:: WHAT YOU ARE ASKED TO DO ::
Your task is to print all of the material verbatim.

DATA EXTRACT start

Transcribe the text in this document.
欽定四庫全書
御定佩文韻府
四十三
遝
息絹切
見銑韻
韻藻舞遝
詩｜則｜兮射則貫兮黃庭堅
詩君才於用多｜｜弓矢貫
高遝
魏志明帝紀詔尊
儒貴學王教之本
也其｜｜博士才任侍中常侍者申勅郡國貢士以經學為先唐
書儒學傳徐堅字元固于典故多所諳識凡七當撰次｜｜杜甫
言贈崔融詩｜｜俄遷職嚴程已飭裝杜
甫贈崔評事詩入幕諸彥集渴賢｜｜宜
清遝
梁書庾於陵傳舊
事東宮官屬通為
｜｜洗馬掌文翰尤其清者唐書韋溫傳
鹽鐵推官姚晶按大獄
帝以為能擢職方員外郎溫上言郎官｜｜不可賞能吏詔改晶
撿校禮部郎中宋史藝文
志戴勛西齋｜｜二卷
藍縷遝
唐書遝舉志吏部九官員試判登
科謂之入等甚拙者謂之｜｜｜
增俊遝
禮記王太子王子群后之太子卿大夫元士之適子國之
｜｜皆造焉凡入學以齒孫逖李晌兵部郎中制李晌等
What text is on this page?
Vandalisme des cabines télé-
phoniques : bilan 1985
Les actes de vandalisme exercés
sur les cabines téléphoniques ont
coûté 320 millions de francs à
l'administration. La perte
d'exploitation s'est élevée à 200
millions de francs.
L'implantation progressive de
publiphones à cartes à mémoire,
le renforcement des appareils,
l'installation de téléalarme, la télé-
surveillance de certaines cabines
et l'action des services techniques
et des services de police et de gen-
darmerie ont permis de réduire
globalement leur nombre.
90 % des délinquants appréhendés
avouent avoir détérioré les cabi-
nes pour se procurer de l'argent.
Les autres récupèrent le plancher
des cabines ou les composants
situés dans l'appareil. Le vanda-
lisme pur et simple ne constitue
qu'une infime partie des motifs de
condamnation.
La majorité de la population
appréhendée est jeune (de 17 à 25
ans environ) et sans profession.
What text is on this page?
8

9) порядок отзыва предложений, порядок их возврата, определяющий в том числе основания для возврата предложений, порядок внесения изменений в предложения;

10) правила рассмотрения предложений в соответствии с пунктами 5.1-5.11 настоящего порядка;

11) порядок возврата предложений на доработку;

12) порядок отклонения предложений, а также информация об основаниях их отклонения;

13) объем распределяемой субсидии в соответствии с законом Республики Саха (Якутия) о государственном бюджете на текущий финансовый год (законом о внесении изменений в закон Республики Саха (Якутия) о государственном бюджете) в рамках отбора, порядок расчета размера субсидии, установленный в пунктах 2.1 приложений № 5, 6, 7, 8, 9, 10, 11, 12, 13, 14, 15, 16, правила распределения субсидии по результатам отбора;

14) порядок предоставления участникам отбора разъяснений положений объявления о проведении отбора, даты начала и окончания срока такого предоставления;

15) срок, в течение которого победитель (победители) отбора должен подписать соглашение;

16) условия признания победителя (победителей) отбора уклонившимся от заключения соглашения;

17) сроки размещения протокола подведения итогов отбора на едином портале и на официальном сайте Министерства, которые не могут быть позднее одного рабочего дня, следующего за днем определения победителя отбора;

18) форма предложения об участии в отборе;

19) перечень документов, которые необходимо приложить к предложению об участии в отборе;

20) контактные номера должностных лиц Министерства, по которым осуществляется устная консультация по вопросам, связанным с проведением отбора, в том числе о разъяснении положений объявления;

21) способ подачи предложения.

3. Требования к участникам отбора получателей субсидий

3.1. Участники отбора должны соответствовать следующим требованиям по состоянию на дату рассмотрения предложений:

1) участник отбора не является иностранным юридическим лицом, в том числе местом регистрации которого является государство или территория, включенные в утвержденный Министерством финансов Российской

DATA EXTRACT end

:: ANSWER BELOW ::
Transcribe the text in this document.
欽定四庫全書
御定佩文韻府
四十三
遝
息絹切
見銑韻
韻藻舞遝
詩｜則｜兮射則貫兮黃庭堅
詩君才於用多｜｜弓矢貫
高遝
魏志明帝紀詔尊
儒貴學王教之本
也其｜｜博士才任侍中常侍者申勅郡國貢士以經學為先唐
書儒學傳徐堅字元固于典故多所諳識凡七當撰次｜｜杜甫
言贈崔融詩｜｜俄遷職嚴程已飭裝杜
甫贈崔評事詩入幕諸彥集渴賢｜｜宜
清遝
梁書庾於陵傳舊
事東宮官屬通為
｜｜洗馬掌文翰尤其清者唐書韋溫傳
鹽鐵推官姚晶按大獄
帝以為能擢職方員外郎溫上言郎官｜｜不可賞能吏詔改晶
撿校禮部郎中宋史藝文
志戴勛西齋｜｜二卷
藍縷遝
唐書遝舉志吏部九官員試判登
科謂之入等甚拙者謂之｜｜｜
增俊遝
禮記王太子王子群后之太子卿大夫元士之適子國之
｜｜皆造焉凡入學以齒孫逖李晌兵部郎中制李晌等
What text is on this page?
Vandalisme des cabines télé-
phoniques : bilan 1985
Les actes de vandalisme exercés
sur les cabines téléphoniques ont
coûté 320 millions de francs à
l'administration. La perte
d'exploitation s'est élevée à 200
millions de francs.
L'implantation progressive de
publiphones à cartes à mémoire,
le renforcement des appareils,
l'installation de téléalarme, la télé-
surveillance de certaines cabines
et l'action des services techniques
et des services de police et de gen-
darmerie ont permis de réduire
globalement leur nombre.
90 % des délinquants appréhendés
avouent avoir détérioré les cabi-
nes pour se procurer de l'argent.
Les autres récupèrent le plancher
des cabines ou les composants
situés dans l'appareil. Le vanda-
lisme pur et simple ne constitue
qu'une infime partie des motifs de
condamnation.
La majorité de la population
appréhendée est jeune (de 17 à 25
ans environ) et sans profession.
What text is on this page?
8

9) порядок отзыва предложений, порядок их возврата, определяющий в том числе основания для возврата предложений, порядок внесения изменений в предложения;

10) правила рассмотрения предложений в соответствии с пунктами 5.1-5.11 настоящего порядка;

11) порядок возврата предложений на доработку;

12) порядок отклонения предложений, а также информация об основаниях их отклонения;

13) объем распределяемой субсидии в соответствии с законом Республики Саха (Якутия) о государственном бюджете на текущий финансовый год (законом о внесении изменений в закон Республики Саха (Якутия) о государственном бюджете) в рамках отбора, порядок расчета размера субсидии, установленный в пунктах 2.1 приложений № 5, 6, 7, 8, 9, 10, 11, 12, 13, 14, 15, 16, правила распределения субсидии по результатам отбора;

14) порядок предоставления участникам отбора разъяснений положений объявления о проведении отбора, даты начала и окончания срока такого предоставления;

15) срок, в течение которого победитель (победители) отбора должен подписать соглашение;

16) условия признания победителя (победителей) отбора уклонившимся от заключения соглашения;

17) сроки размещения протокола подведения итогов отбора на едином портале и на официальном сайте Министерства, которые не могут быть позднее одного рабочего дня, следующего за днем определения победителя отбора;

18) форма предложения об участии в отборе;

19) перечень документов, которые необходимо приложить к предложению об участии в отборе;

20) контактные номера должностных лиц Министерства, по которым осуществляется устная консультация по вопросам, связанным с проведением отбора, в том числе о разъяснении положений объявления;

21) способ подачи предложения.

3. Требования к участникам отбора получателей субсидий

3.1. Участники отбора должны соответствовать следующим требованиям по состоянию на дату рассмотрения предложений:

1) участник отбора не является иностранным юридическим лицом, в том числе местом регистрации которого является государство или территория, включенные в утвержденный Министерством финансов Российской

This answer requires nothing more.